### [SET PROBLEM]
Copy out lines with the word "Return" from the material that follows.

### [MATERIAL]
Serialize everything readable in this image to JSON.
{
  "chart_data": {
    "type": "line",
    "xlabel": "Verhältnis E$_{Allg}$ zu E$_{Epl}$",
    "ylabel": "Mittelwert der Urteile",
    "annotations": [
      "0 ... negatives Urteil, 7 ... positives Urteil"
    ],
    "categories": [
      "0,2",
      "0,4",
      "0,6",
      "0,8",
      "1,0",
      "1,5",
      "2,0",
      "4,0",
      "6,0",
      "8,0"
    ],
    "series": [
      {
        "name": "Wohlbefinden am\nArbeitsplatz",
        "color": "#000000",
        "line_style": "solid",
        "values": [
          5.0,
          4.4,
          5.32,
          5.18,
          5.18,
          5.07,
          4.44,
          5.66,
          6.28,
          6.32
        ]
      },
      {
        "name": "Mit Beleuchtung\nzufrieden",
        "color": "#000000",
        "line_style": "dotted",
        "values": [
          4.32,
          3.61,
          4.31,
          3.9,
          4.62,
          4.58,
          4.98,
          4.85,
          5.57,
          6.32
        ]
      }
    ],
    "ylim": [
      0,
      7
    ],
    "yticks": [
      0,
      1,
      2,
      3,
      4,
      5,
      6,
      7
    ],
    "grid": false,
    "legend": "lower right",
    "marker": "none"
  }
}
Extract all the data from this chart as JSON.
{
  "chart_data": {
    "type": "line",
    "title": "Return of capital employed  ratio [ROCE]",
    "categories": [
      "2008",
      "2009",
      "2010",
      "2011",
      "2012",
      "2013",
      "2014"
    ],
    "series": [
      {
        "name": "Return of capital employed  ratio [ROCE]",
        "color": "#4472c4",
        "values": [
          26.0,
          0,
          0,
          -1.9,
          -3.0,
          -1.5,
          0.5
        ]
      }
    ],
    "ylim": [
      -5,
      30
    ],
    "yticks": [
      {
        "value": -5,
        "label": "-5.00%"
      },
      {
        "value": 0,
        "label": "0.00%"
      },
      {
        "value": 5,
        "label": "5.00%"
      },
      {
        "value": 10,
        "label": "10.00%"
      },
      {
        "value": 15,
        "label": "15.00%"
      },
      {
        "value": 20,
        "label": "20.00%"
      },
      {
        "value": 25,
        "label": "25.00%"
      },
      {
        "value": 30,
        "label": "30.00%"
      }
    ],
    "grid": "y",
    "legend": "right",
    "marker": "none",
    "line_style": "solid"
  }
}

### [EXERCISE SOLUTION]
    "title": "Return of capital employed  ratio [ROCE]",
        "name": "Return of capital employed  ratio [ROCE]",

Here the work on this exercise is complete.